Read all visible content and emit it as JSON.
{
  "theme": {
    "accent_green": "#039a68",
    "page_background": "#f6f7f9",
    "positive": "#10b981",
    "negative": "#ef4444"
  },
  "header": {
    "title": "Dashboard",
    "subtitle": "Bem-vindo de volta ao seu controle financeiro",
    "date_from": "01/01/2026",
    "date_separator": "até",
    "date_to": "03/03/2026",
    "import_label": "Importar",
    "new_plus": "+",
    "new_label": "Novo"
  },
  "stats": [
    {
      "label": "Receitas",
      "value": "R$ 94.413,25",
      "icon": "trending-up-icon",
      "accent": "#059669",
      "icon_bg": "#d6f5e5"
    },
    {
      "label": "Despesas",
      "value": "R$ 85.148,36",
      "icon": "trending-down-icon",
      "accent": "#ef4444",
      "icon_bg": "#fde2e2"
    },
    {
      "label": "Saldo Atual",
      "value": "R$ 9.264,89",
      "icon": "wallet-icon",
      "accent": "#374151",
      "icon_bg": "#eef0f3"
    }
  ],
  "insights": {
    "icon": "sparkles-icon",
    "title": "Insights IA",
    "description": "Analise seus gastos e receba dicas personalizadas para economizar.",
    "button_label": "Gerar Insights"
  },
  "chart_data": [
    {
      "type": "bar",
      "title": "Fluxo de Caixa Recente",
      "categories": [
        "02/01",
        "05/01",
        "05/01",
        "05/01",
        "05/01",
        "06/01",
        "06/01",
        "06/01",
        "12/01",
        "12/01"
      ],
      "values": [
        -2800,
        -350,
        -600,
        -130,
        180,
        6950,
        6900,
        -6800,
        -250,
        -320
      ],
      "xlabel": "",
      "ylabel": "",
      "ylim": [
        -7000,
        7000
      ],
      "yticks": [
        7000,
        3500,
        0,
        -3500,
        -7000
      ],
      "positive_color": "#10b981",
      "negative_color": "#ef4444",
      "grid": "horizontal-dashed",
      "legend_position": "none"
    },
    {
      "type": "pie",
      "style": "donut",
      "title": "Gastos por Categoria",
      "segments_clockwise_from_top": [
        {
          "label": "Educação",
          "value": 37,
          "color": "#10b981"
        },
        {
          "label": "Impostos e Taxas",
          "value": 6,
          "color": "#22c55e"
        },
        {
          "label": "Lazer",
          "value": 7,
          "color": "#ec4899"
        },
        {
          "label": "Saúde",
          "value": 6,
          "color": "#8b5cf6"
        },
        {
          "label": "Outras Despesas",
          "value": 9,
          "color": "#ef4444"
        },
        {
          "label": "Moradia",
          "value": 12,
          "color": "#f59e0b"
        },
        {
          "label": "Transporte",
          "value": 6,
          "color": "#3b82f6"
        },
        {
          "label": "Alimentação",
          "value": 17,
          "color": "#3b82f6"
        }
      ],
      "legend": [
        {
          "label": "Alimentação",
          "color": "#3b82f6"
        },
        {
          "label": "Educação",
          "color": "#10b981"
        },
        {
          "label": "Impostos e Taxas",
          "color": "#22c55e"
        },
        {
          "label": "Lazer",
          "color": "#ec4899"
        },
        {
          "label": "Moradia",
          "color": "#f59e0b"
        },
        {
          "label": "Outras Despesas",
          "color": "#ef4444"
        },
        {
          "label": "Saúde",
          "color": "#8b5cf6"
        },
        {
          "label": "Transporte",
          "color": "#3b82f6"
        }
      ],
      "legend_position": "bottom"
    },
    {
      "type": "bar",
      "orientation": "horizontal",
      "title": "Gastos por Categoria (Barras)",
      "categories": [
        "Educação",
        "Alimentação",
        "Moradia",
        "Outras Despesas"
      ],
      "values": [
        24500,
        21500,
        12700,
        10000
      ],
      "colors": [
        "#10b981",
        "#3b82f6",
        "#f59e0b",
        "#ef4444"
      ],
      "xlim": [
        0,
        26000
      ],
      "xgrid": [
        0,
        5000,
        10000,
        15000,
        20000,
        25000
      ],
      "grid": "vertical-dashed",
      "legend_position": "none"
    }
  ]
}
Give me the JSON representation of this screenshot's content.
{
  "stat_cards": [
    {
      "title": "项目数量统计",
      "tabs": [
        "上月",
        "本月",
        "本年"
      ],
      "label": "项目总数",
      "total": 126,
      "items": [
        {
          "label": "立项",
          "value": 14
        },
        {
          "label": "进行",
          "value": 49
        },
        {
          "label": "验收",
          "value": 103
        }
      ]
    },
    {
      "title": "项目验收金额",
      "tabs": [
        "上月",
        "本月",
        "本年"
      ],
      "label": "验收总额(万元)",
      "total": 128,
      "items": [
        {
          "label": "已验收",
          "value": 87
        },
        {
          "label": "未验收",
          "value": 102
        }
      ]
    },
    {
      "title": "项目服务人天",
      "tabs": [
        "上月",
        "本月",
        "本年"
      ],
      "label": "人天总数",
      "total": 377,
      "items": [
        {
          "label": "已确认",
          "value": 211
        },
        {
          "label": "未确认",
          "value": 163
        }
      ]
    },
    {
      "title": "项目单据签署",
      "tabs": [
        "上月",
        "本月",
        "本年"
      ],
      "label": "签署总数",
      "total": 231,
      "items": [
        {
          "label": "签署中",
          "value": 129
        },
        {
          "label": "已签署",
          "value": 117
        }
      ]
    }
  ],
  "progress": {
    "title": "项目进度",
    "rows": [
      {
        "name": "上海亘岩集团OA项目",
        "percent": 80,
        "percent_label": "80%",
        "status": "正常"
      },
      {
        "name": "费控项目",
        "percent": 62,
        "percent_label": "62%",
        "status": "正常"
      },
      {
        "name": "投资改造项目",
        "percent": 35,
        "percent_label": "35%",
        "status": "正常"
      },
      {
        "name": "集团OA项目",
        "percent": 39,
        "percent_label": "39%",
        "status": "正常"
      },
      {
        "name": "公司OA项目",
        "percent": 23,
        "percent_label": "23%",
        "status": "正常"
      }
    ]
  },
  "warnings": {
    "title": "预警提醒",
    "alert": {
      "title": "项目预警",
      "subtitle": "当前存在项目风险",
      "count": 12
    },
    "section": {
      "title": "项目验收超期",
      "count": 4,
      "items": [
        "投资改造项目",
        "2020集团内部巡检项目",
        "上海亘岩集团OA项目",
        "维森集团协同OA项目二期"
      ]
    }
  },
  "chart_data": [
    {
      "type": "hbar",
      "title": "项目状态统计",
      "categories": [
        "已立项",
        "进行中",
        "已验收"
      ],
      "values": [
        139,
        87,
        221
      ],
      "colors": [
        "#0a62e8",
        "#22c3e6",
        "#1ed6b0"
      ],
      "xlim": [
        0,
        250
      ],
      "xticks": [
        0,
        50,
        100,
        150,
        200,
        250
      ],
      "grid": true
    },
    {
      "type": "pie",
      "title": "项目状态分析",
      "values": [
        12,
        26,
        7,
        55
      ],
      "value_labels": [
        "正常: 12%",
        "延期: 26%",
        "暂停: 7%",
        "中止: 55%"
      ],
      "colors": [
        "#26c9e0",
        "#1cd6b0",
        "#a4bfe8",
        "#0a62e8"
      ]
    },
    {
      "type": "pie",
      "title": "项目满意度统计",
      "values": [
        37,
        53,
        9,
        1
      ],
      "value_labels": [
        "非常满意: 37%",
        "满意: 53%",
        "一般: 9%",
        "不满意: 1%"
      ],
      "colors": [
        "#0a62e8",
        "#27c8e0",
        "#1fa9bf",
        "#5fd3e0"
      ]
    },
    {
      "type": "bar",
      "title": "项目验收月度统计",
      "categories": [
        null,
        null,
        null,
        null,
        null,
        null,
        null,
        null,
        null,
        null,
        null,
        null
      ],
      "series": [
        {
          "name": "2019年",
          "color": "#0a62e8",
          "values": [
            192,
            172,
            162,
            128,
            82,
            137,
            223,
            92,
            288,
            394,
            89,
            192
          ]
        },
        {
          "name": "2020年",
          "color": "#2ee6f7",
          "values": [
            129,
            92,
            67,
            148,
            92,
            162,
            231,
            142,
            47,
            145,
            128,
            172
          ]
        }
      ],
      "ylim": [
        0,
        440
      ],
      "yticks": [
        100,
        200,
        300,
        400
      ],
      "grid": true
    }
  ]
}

_ _ _ _ _ _ _

- Written task
Using the entries above, return each line that includes the word "dashed".

- The result
      "grid": "horizontal-dashed",
      "grid": "vertical-dashed",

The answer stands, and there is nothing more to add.